▶ **Listed records**

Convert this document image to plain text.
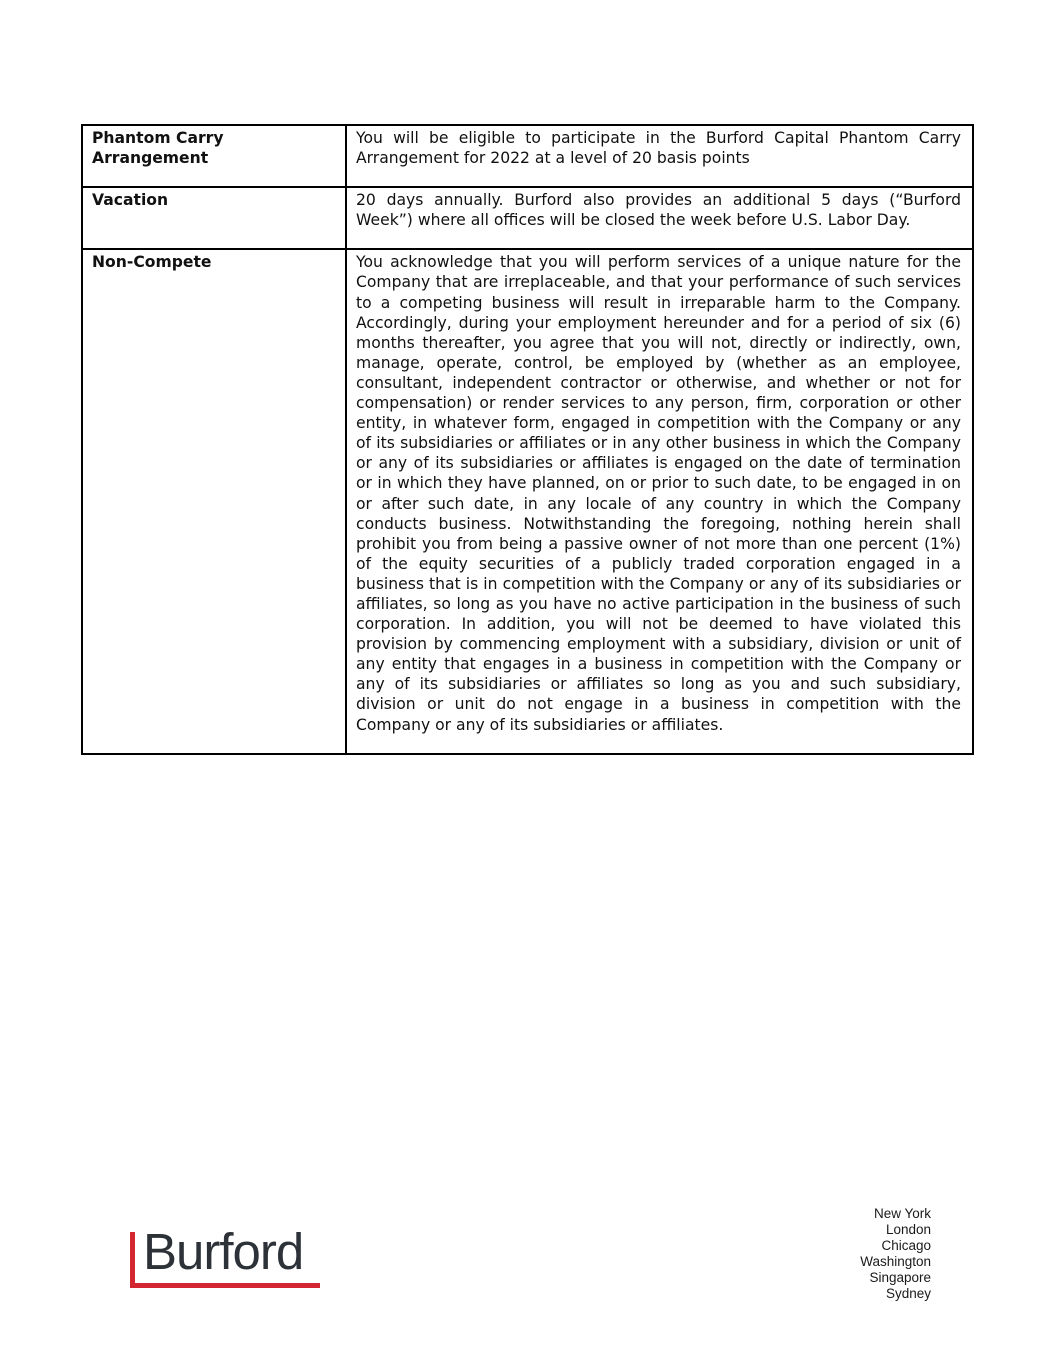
Phantom Carry Arrangement	You will be eligible to participate in the Burford Capital Phantom Carry Arrangement for 2022 at a level of 20 basis points
Vacation	20 days annually. Burford also provides an additional 5 days (“Burford Week”) where all offices will be closed the week before U.S. Labor Day.
Non-Compete	You acknowledge that you will perform services of a unique nature for the Company that are irreplaceable, and that your performance of such services to a competing business will result in irreparable harm to the Company. Accordingly, during your employment hereunder and for a period of six (6) months thereafter, you agree that you will not, directly or indirectly, own, manage, operate, control, be employed by (whether as an employee, consultant, independent contractor or otherwise, and whether or not for compensation) or render services to any person, firm, corporation or other entity, in whatever form, engaged in competition with the Company or any of its subsidiaries or affiliates or in any other business in which the Company or any of its subsidiaries or affiliates is engaged on the date of termination or in which they have planned, on or prior to such date, to be engaged in on or after such date, in any locale of any country in which the Company conducts business. Notwithstanding the foregoing, nothing herein shall prohibit you from being a passive owner of not more than one percent (1%) of the equity securities of a publicly traded corporation engaged in a business that is in competition with the Company or any of its subsidiaries or affiliates, so long as you have no active participation in the business of such corporation. In addition, you will not be deemed to have violated this provision by commencing employment with a subsidiary, division or unit of any entity that engages in a business in competition with the Company or any of its subsidiaries or affiliates so long as you and such subsidiary, division or unit do not engage in a business in competition with the Company or any of its subsidiaries or affiliates.
Burford
New York
London
Chicago
Washington
Singapore
Sydney
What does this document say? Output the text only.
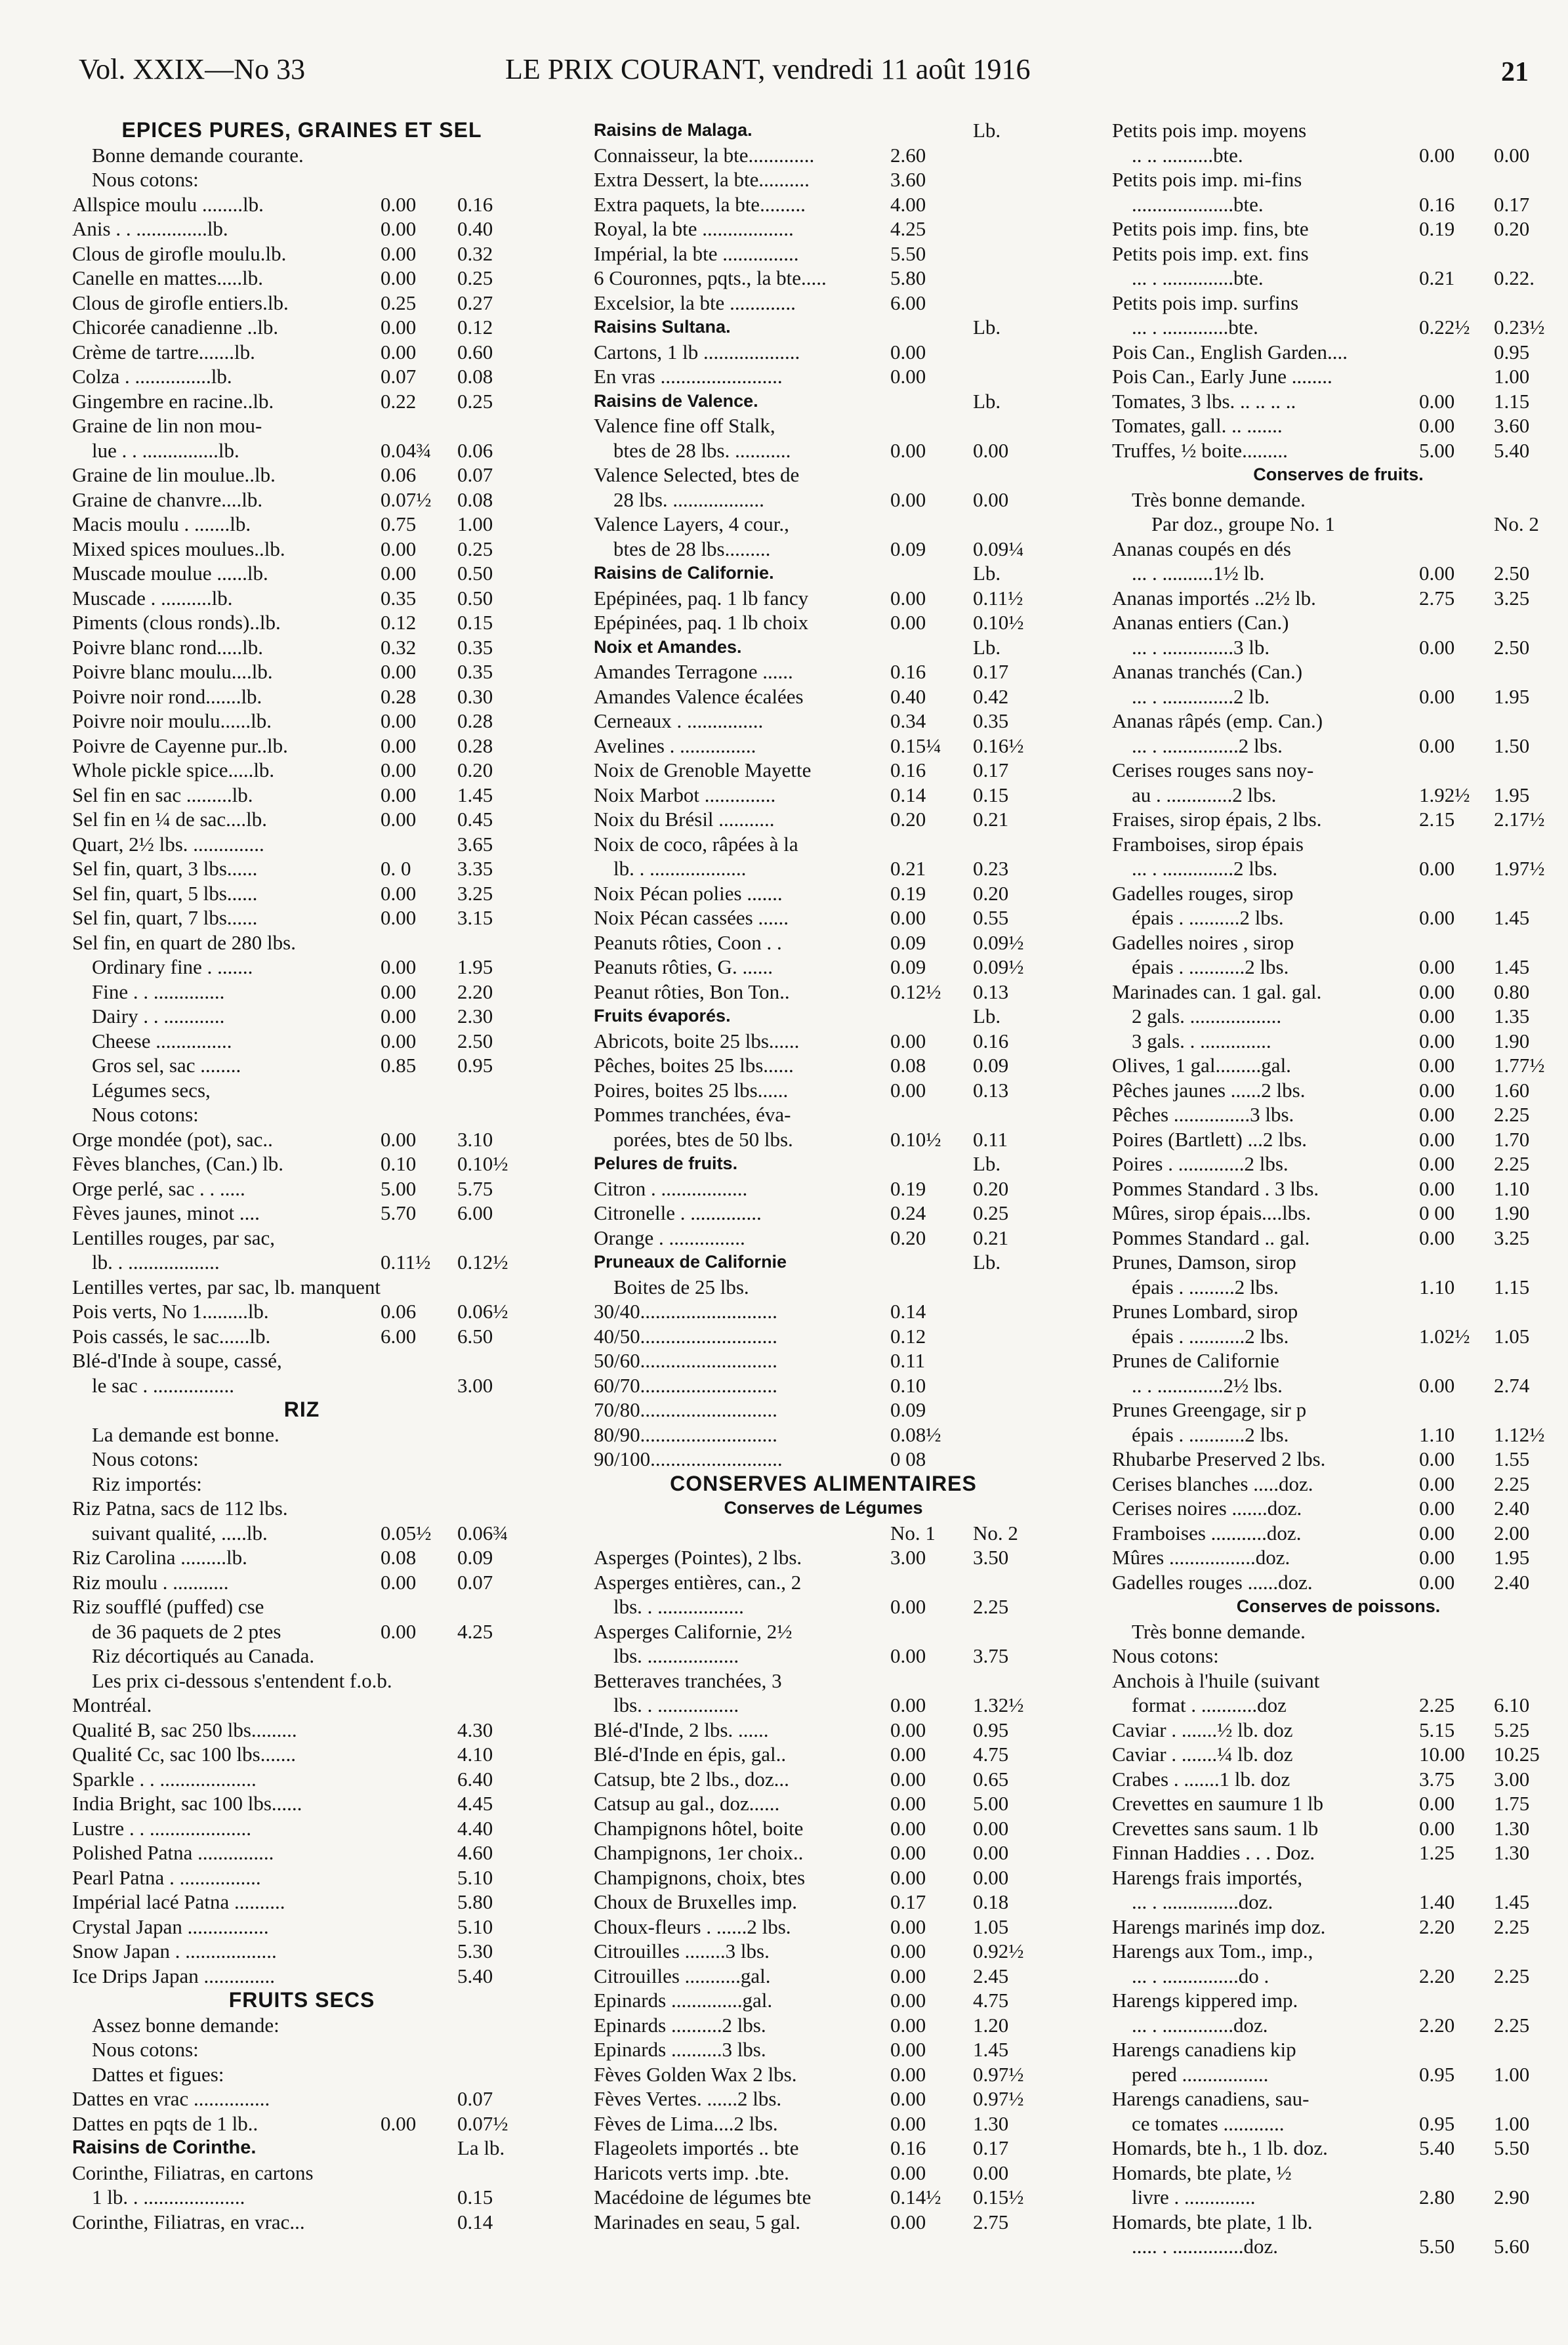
Vol. XXIX—No 33	LE PRIX COURANT, vendredi 11 août 1916	21
EPICES PURES, GRAINES ET SEL
Bonne demande courante.
Nous cotons:
Allspice moulu ........lb.	0.00 0.16
Anis . . ..............lb.	0.00 0.40
Clous de girofle moulu.lb.	0.00 0.32
Canelle en mattes.....lb.	0.00 0.25
Clous de girofle entiers.lb.	0.25 0.27
Chicorée canadienne ..lb.	0.00 0.12
Crème de tartre.......lb.	0.00 0.60
Colza . ...............lb.	0.07 0.08
Gingembre en racine..lb.	0.22 0.25
Graine de lin non mou-
lue . . ...............lb.	0.04¾ 0.06
Graine de lin moulue..lb.	0.06 0.07
Graine de chanvre....lb.	0.07½ 0.08
Macis moulu . .......lb.	0.75 1.00
Mixed spices moulues..lb.	0.00 0.25
Muscade moulue ......lb.	0.00 0.50
Muscade . ..........lb.	0.35 0.50
Piments (clous ronds)..lb.	0.12 0.15
Poivre blanc rond.....lb.	0.32 0.35
Poivre blanc moulu....lb.	0.00 0.35
Poivre noir rond.......lb.	0.28 0.30
Poivre noir moulu......lb.	0.00 0.28
Poivre de Cayenne pur..lb.	0.00 0.28
Whole pickle spice.....lb.	0.00 0.20
Sel fin en sac .........lb.	0.00 1.45
Sel fin en ¼ de sac....lb.	0.00 0.45
Quart, 2½ lbs. ..............	3.65
Sel fin, quart, 3 lbs......	0. 0 3.35
Sel fin, quart, 5 lbs......	0.00 3.25
Sel fin, quart, 7 lbs......	0.00 3.15
Sel fin, en quart de 280 lbs.
Ordinary fine . .......	0.00 1.95
Fine . . ..............	0.00 2.20
Dairy . . ............	0.00 2.30
Cheese ...............	0.00 2.50
Gros sel, sac ........	0.85 0.95
Légumes secs,
Nous cotons:
Orge mondée (pot), sac..	0.00 3.10
Fèves blanches, (Can.) lb.	0.10 0.10½
Orge perlé, sac . . .....	5.00 5.75
Fèves jaunes, minot ....	5.70 6.00
Lentilles rouges, par sac,
lb. . ..................	0.11½ 0.12½
Lentilles vertes, par sac, lb. manquent
Pois verts, No 1.........lb.	0.06 0.06½
Pois cassés, le sac......lb.	6.00 6.50
Blé-d'Inde à soupe, cassé,
le sac . ................	3.00
RIZ
La demande est bonne.
Nous cotons:
Riz importés:
Riz Patna, sacs de 112 lbs.
suivant qualité, .....lb.	0.05½ 0.06¾
Riz Carolina .........lb.	0.08 0.09
Riz moulu . ...........	0.00 0.07
Riz soufflé (puffed) cse
de 36 paquets de 2 ptes	0.00 4.25
Riz décortiqués au Canada.
Les prix ci-dessous s'entendent f.o.b.
Montréal.
Qualité B, sac 250 lbs.........	4.30
Qualité Cc, sac 100 lbs.......	4.10
Sparkle . . ...................	6.40
India Bright, sac 100 lbs......	4.45
Lustre . . ....................	4.40
Polished Patna ...............	4.60
Pearl Patna . ................	5.10
Impérial lacé Patna ..........	5.80
Crystal Japan ................	5.10
Snow Japan . ..................	5.30
Ice Drips Japan ..............	5.40
FRUITS SECS
Assez bonne demande:
Nous cotons:
Dattes et figues:
Dattes en vrac ...............	0.07
Dattes en pqts de 1 lb..	0.00 0.07½
Raisins de Corinthe.	La lb.
Corinthe, Filiatras, en cartons
1 lb. . ....................	0.15
Corinthe, Filiatras, en vrac...	0.14
Raisins de Malaga.	Lb.
Connaisseur, la bte.............	2.60
Extra Dessert, la bte..........	3.60
Extra paquets, la bte.........	4.00
Royal, la bte ..................	4.25
Impérial, la bte ...............	5.50
6 Couronnes, pqts., la bte.....	5.80
Excelsior, la bte .............	6.00
Raisins Sultana.	Lb.
Cartons, 1 lb ...................	0.00
En vras ........................	0.00
Raisins de Valence.	Lb.
Valence fine off Stalk,
btes de 28 lbs. ...........	0.00 0.00
Valence Selected, btes de
28 lbs. ..................	0.00 0.00
Valence Layers, 4 cour.,
btes de 28 lbs.........	0.09 0.09¼
Raisins de Californie.	Lb.
Epépinées, paq. 1 lb fancy	0.00 0.11½
Epépinées, paq. 1 lb choix	0.00 0.10½
Noix et Amandes.	Lb.
Amandes Terragone ......	0.16 0.17
Amandes Valence écalées	0.40 0.42
Cerneaux . ...............	0.34 0.35
Avelines . ...............	0.15¼ 0.16½
Noix de Grenoble Mayette	0.16 0.17
Noix Marbot ..............	0.14 0.15
Noix du Brésil ...........	0.20 0.21
Noix de coco, râpées à la
lb. . ...................	0.21 0.23
Noix Pécan polies .......	0.19 0.20
Noix Pécan cassées ......	0.00 0.55
Peanuts rôties, Coon . .	0.09 0.09½
Peanuts rôties, G. ......	0.09 0.09½
Peanut rôties, Bon Ton..	0.12½ 0.13
Fruits évaporés.	Lb.
Abricots, boite 25 lbs......	0.00 0.16
Pêches, boites 25 lbs......	0.08 0.09
Poires, boites 25 lbs......	0.00 0.13
Pommes tranchées, éva-
porées, btes de 50 lbs.	0.10½ 0.11
Pelures de fruits.	Lb.
Citron . .................	0.19 0.20
Citronelle . ..............	0.24 0.25
Orange . ...............	0.20 0.21
Pruneaux de Californie	Lb.
Boites de 25 lbs.
30/40...........................	0.14
40/50...........................	0.12
50/60...........................	0.11
60/70...........................	0.10
70/80...........................	0.09
80/90...........................	0.08½
90/100..........................	0 08
CONSERVES ALIMENTAIRES
Conserves de Légumes
No. 1 No. 2
Asperges (Pointes), 2 lbs.	3.00 3.50
Asperges entières, can., 2
lbs. . .................	0.00 2.25
Asperges Californie, 2½
lbs. ..................	0.00 3.75
Betteraves tranchées, 3
lbs. . ................	0.00 1.32½
Blé-d'Inde, 2 lbs. ......	0.00 0.95
Blé-d'Inde en épis, gal..	0.00 4.75
Catsup, bte 2 lbs., doz...	0.00 0.65
Catsup au gal., doz......	0.00 5.00
Champignons hôtel, boite	0.00 0.00
Champignons, 1er choix..	0.00 0.00
Champignons, choix, btes	0.00 0.00
Choux de Bruxelles imp.	0.17 0.18
Choux-fleurs . ......2 lbs.	0.00 1.05
Citrouilles ........3 lbs.	0.00 0.92½
Citrouilles ...........gal.	0.00 2.45
Epinards ..............gal.	0.00 4.75
Epinards ..........2 lbs.	0.00 1.20
Epinards ..........3 lbs.	0.00 1.45
Fèves Golden Wax 2 lbs.	0.00 0.97½
Fèves Vertes. ......2 lbs.	0.00 0.97½
Fèves de Lima....2 lbs.	0.00 1.30
Flageolets importés .. bte	0.16 0.17
Haricots verts imp. .bte.	0.00 0.00
Macédoine de légumes bte	0.14½ 0.15½
Marinades en seau, 5 gal.	0.00 2.75
Petits pois imp. moyens
.. .. ..........bte.	0.00 0.00
Petits pois imp. mi-fins
....................bte.	0.16 0.17
Petits pois imp. fins, bte	0.19 0.20
Petits pois imp. ext. fins
... . ..............bte.	0.21 0.22.
Petits pois imp. surfins
... . .............bte.	0.22½ 0.23½
Pois Can., English Garden....	0.95
Pois Can., Early June ........	1.00
Tomates, 3 lbs. .. .. .. ..	0.00 1.15
Tomates, gall. .. .......	0.00 3.60
Truffes, ½ boite.........	5.00 5.40
Conserves de fruits.
Très bonne demande.
Par doz., groupe No. 1	No. 2
Ananas coupés en dés
... . ..........1½ lb.	0.00 2.50
Ananas importés ..2½ lb.	2.75 3.25
Ananas entiers (Can.)
... . ..............3 lb.	0.00 2.50
Ananas tranchés (Can.)
... . ..............2 lb.	0.00 1.95
Ananas râpés (emp. Can.)
... . ...............2 lbs.	0.00 1.50
Cerises rouges sans noy-
au . .............2 lbs.	1.92½ 1.95
Fraises, sirop épais, 2 lbs.	2.15 2.17½
Framboises, sirop épais
... . ..............2 lbs.	0.00 1.97½
Gadelles rouges, sirop
épais . ..........2 lbs.	0.00 1.45
Gadelles noires , sirop
épais . ...........2 lbs.	0.00 1.45
Marinades can. 1 gal. gal.	0.00 0.80
2 gals. ..................	0.00 1.35
3 gals. . ..............	0.00 1.90
Olives, 1 gal.........gal.	0.00 1.77½
Pêches jaunes ......2 lbs.	0.00 1.60
Pêches ...............3 lbs.	0.00 2.25
Poires (Bartlett) ...2 lbs.	0.00 1.70
Poires . .............2 lbs.	0.00 2.25
Pommes Standard . 3 lbs.	0.00 1.10
Mûres, sirop épais....lbs.	0 00 1.90
Pommes Standard .. gal.	0.00 3.25
Prunes, Damson, sirop
épais . .........2 lbs.	1.10 1.15
Prunes Lombard, sirop
épais . ...........2 lbs.	1.02½ 1.05
Prunes de Californie
.. . .............2½ lbs.	0.00 2.74
Prunes Greengage, sir p
épais . ...........2 lbs.	1.10 1.12½
Rhubarbe Preserved 2 lbs.	0.00 1.55
Cerises blanches .....doz.	0.00 2.25
Cerises noires .......doz.	0.00 2.40
Framboises ...........doz.	0.00 2.00
Mûres .................doz.	0.00 1.95
Gadelles rouges ......doz.	0.00 2.40
Conserves de poissons.
Très bonne demande.
Nous cotons:
Anchois à l'huile (suivant
format . ...........doz	2.25 6.10
Caviar . .......½ lb. doz	5.15 5.25
Caviar . .......¼ lb. doz	10.00 10.25
Crabes . .......1 lb. doz	3.75 3.00
Crevettes en saumure 1 lb	0.00 1.75
Crevettes sans saum. 1 lb	0.00 1.30
Finnan Haddies . . . Doz.	1.25 1.30
Harengs frais importés,
... . ...............doz.	1.40 1.45
Harengs marinés imp doz.	2.20 2.25
Harengs aux Tom., imp.,
... . ...............do .	2.20 2.25
Harengs kippered imp.
... . ..............doz.	2.20 2.25
Harengs canadiens kip
pered .................	0.95 1.00
Harengs canadiens, sau-
ce tomates ............	0.95 1.00
Homards, bte h., 1 lb. doz.	5.40 5.50
Homards, bte plate, ½
livre . ..............	2.80 2.90
Homards, bte plate, 1 lb.
..... . ..............doz.	5.50 5.60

▶ **Task requirements**
Provide only the number of lines in the entries that hold the word "Champignons".

▶ **Expected output**
3